**** Dataset content

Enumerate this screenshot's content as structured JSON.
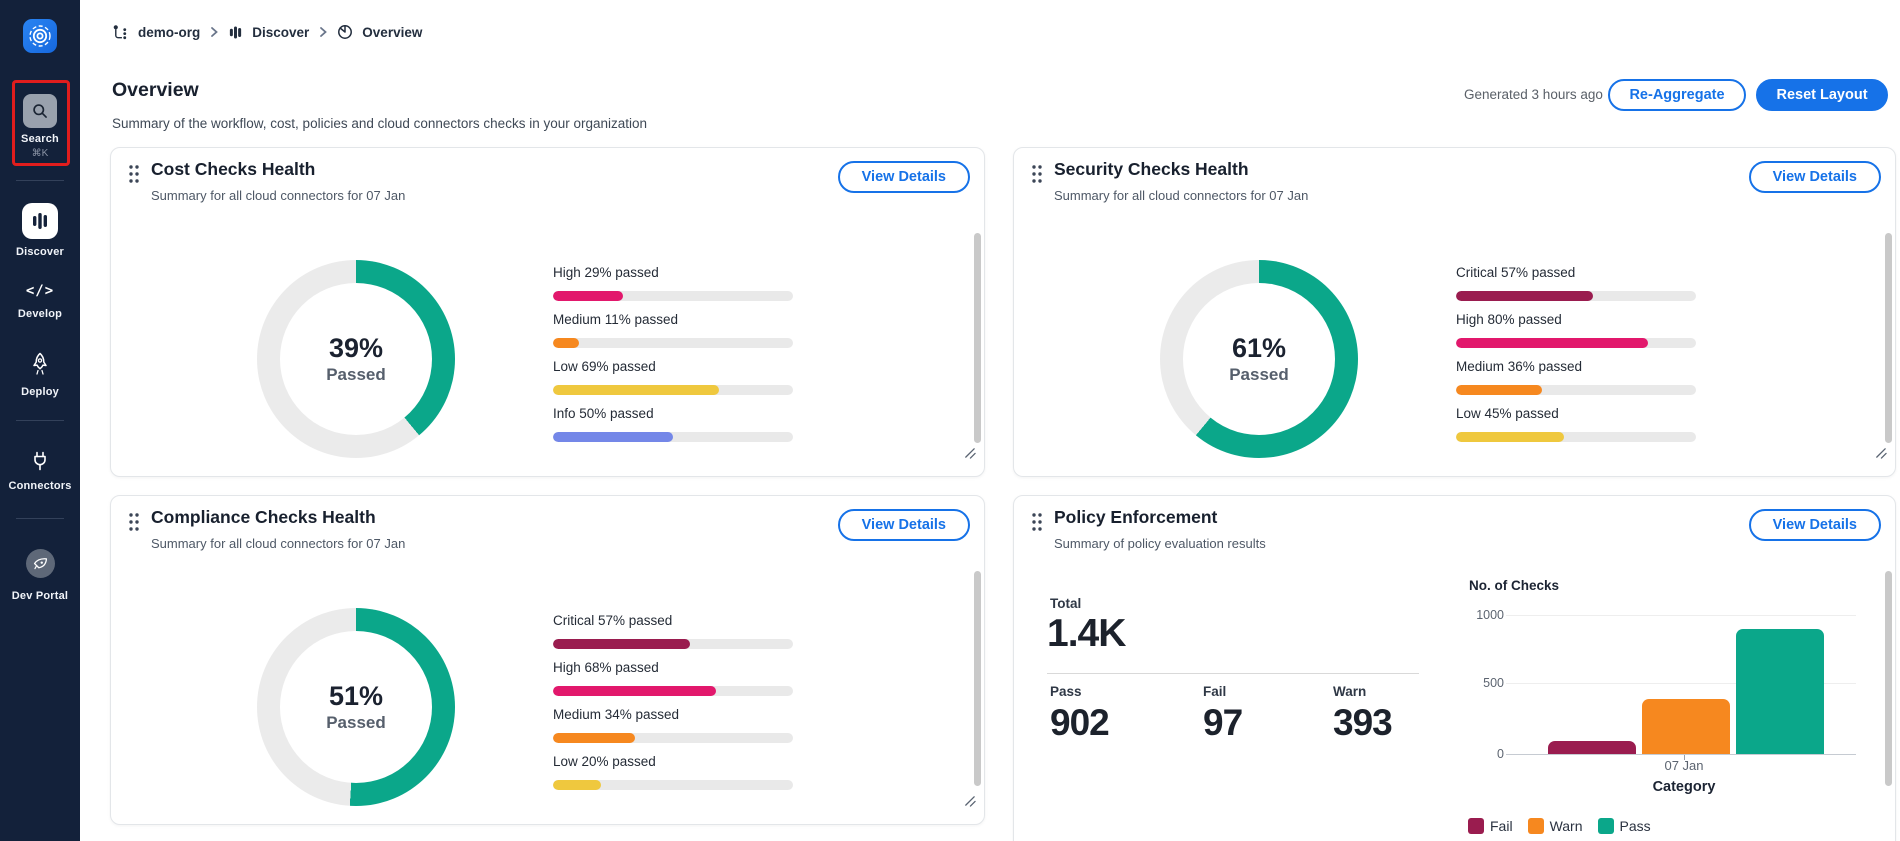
{
  "colors": {
    "accent_blue": "#1672E8",
    "teal": "#0BA78A",
    "maroon": "#9A1C4F",
    "pink": "#E2186C",
    "orange": "#F6881F",
    "yellow": "#EFC83E",
    "periwinkle": "#7487E8",
    "track_gray": "#E9E9E9",
    "donut_track": "#EBEBEB",
    "sidebar_bg": "#13213A",
    "highlight_red": "#E11D1D"
  },
  "sidebar": {
    "search": {
      "label": "Search",
      "shortcut": "⌘K"
    },
    "items": [
      {
        "label": "Discover",
        "active": true
      },
      {
        "label": "Develop",
        "active": false
      },
      {
        "label": "Deploy",
        "active": false
      },
      {
        "label": "Connectors",
        "active": false
      },
      {
        "label": "Dev Portal",
        "active": false
      }
    ]
  },
  "breadcrumb": {
    "items": [
      "demo-org",
      "Discover",
      "Overview"
    ]
  },
  "page_header": {
    "title": "Overview",
    "subtitle": "Summary of the workflow, cost, policies and cloud connectors checks in your organization",
    "generated": "Generated 3 hours ago",
    "reaggregate_label": "Re-Aggregate",
    "reset_label": "Reset Layout"
  },
  "cards": {
    "cost": {
      "title": "Cost Checks Health",
      "subtitle": "Summary for all cloud connectors for 07 Jan",
      "view_details_label": "View Details",
      "donut": {
        "percent": 39,
        "percent_text": "39%",
        "label": "Passed"
      },
      "bars": [
        {
          "label": "High 29% passed",
          "percent": 29,
          "color": "#E2186C"
        },
        {
          "label": "Medium 11% passed",
          "percent": 11,
          "color": "#F6881F"
        },
        {
          "label": "Low 69% passed",
          "percent": 69,
          "color": "#EFC83E"
        },
        {
          "label": "Info 50% passed",
          "percent": 50,
          "color": "#7487E8"
        }
      ]
    },
    "security": {
      "title": "Security Checks Health",
      "subtitle": "Summary for all cloud connectors for 07 Jan",
      "view_details_label": "View Details",
      "donut": {
        "percent": 61,
        "percent_text": "61%",
        "label": "Passed"
      },
      "bars": [
        {
          "label": "Critical 57% passed",
          "percent": 57,
          "color": "#9A1C4F"
        },
        {
          "label": "High 80% passed",
          "percent": 80,
          "color": "#E2186C"
        },
        {
          "label": "Medium 36% passed",
          "percent": 36,
          "color": "#F6881F"
        },
        {
          "label": "Low 45% passed",
          "percent": 45,
          "color": "#EFC83E"
        }
      ]
    },
    "compliance": {
      "title": "Compliance Checks Health",
      "subtitle": "Summary for all cloud connectors for 07 Jan",
      "view_details_label": "View Details",
      "donut": {
        "percent": 51,
        "percent_text": "51%",
        "label": "Passed"
      },
      "bars": [
        {
          "label": "Critical 57% passed",
          "percent": 57,
          "color": "#9A1C4F"
        },
        {
          "label": "High 68% passed",
          "percent": 68,
          "color": "#E2186C"
        },
        {
          "label": "Medium 34% passed",
          "percent": 34,
          "color": "#F6881F"
        },
        {
          "label": "Low 20% passed",
          "percent": 20,
          "color": "#EFC83E"
        }
      ]
    },
    "policy": {
      "title": "Policy Enforcement",
      "subtitle": "Summary of policy evaluation results",
      "view_details_label": "View Details",
      "total_label": "Total",
      "total_value": "1.4K",
      "stats": [
        {
          "label": "Pass",
          "value": "902"
        },
        {
          "label": "Fail",
          "value": "97"
        },
        {
          "label": "Warn",
          "value": "393"
        }
      ]
    }
  },
  "chart_data": {
    "type": "bar",
    "title": "No. of Checks",
    "xlabel": "Category",
    "ylabel": "No. of Checks",
    "categories": [
      "Fail",
      "Warn",
      "Pass"
    ],
    "values": [
      97,
      393,
      902
    ],
    "colors": [
      "#9A1C4F",
      "#F6881F",
      "#0BA78A"
    ],
    "x_tick_label": "07 Jan",
    "yticks": [
      0,
      500,
      1000
    ],
    "ylim": [
      0,
      1000
    ],
    "grid": true,
    "legend": [
      "Fail",
      "Warn",
      "Pass"
    ],
    "legend_position": "bottom"
  }
}
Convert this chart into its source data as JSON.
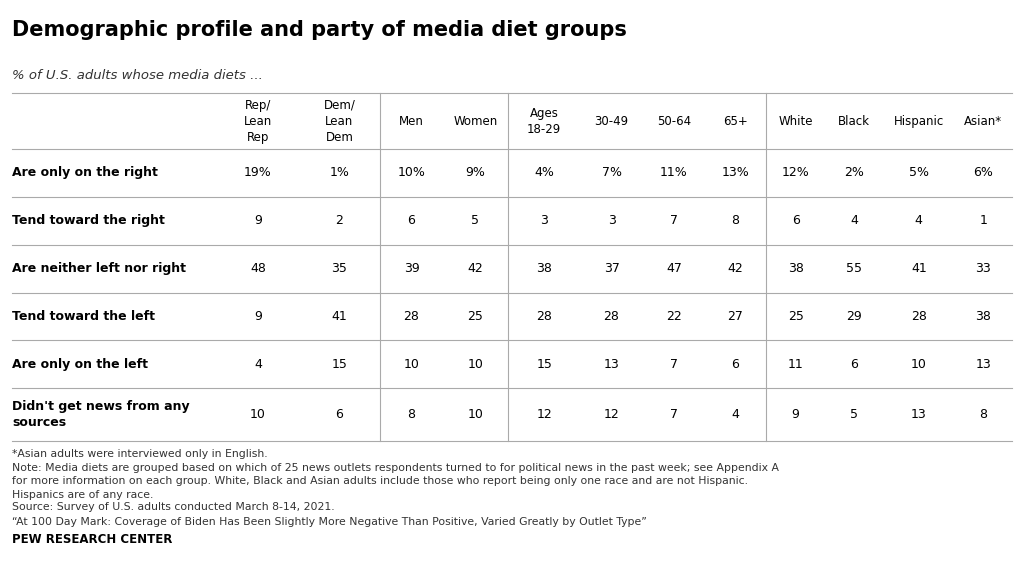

********

| Set exercise |
Transcribe every entry word for word, but omit the pictures.

| Correct output |
Enumerate this screenshot's content as structured JSON.
{
  "colors": {
    "accent_blue": "#1672E8",
    "teal": "#0BA78A",
    "maroon": "#9A1C4F",
    "pink": "#E2186C",
    "orange": "#F6881F",
    "yellow": "#EFC83E",
    "periwinkle": "#7487E8",
    "track_gray": "#E9E9E9",
    "donut_track": "#EBEBEB",
    "sidebar_bg": "#13213A",
    "highlight_red": "#E11D1D"
  },
  "sidebar": {
    "search": {
      "label": "Search",
      "shortcut": "⌘K"
    },
    "items": [
      {
        "label": "Discover",
        "active": true
      },
      {
        "label": "Develop",
        "active": false
      },
      {
        "label": "Deploy",
        "active": false
      },
      {
        "label": "Connectors",
        "active": false
      },
      {
        "label": "Dev Portal",
        "active": false
      }
    ]
  },
  "breadcrumb": {
    "items": [
      "demo-org",
      "Discover",
      "Overview"
    ]
  },
  "page_header": {
    "title": "Overview",
    "subtitle": "Summary of the workflow, cost, policies and cloud connectors checks in your organization",
    "generated": "Generated 3 hours ago",
    "reaggregate_label": "Re-Aggregate",
    "reset_label": "Reset Layout"
  },
  "cards": {
    "cost": {
      "title": "Cost Checks Health",
      "subtitle": "Summary for all cloud connectors for 07 Jan",
      "view_details_label": "View Details",
      "donut": {
        "percent": 39,
        "percent_text": "39%",
        "label": "Passed"
      },
      "bars": [
        {
          "label": "High 29% passed",
          "percent": 29,
          "color": "#E2186C"
        },
        {
          "label": "Medium 11% passed",
          "percent": 11,
          "color": "#F6881F"
        },
        {
          "label": "Low 69% passed",
          "percent": 69,
          "color": "#EFC83E"
        },
        {
          "label": "Info 50% passed",
          "percent": 50,
          "color": "#7487E8"
        }
      ]
    },
    "security": {
      "title": "Security Checks Health",
      "subtitle": "Summary for all cloud connectors for 07 Jan",
      "view_details_label": "View Details",
      "donut": {
        "percent": 61,
        "percent_text": "61%",
        "label": "Passed"
      },
      "bars": [
        {
          "label": "Critical 57% passed",
          "percent": 57,
          "color": "#9A1C4F"
        },
        {
          "label": "High 80% passed",
          "percent": 80,
          "color": "#E2186C"
        },
        {
          "label": "Medium 36% passed",
          "percent": 36,
          "color": "#F6881F"
        },
        {
          "label": "Low 45% passed",
          "percent": 45,
          "color": "#EFC83E"
        }
      ]
    },
    "compliance": {
      "title": "Compliance Checks Health",
      "subtitle": "Summary for all cloud connectors for 07 Jan",
      "view_details_label": "View Details",
      "donut": {
        "percent": 51,
        "percent_text": "51%",
        "label": "Passed"
      },
      "bars": [
        {
          "label": "Critical 57% passed",
          "percent": 57,
          "color": "#9A1C4F"
        },
        {
          "label": "High 68% passed",
          "percent": 68,
          "color": "#E2186C"
        },
        {
          "label": "Medium 34% passed",
          "percent": 34,
          "color": "#F6881F"
        },
        {
          "label": "Low 20% passed",
          "percent": 20,
          "color": "#EFC83E"
        }
      ]
    },
    "policy": {
      "title": "Policy Enforcement",
      "subtitle": "Summary of policy evaluation results",
      "view_details_label": "View Details",
      "total_label": "Total",
      "total_value": "1.4K",
      "stats": [
        {
          "label": "Pass",
          "value": "902"
        },
        {
          "label": "Fail",
          "value": "97"
        },
        {
          "label": "Warn",
          "value": "393"
        }
      ]
    }
  },
  "chart_data": {
    "type": "bar",
    "title": "No. of Checks",
    "xlabel": "Category",
    "ylabel": "No. of Checks",
    "categories": [
      "Fail",
      "Warn",
      "Pass"
    ],
    "values": [
      97,
      393,
      902
    ],
    "colors": [
      "#9A1C4F",
      "#F6881F",
      "#0BA78A"
    ],
    "x_tick_label": "07 Jan",
    "yticks": [
      0,
      500,
      1000
    ],
    "ylim": [
      0,
      1000
    ],
    "grid": true,
    "legend": [
      "Fail",
      "Warn",
      "Pass"
    ],
    "legend_position": "bottom"
  }
}
Convert this chart into its source data as JSON.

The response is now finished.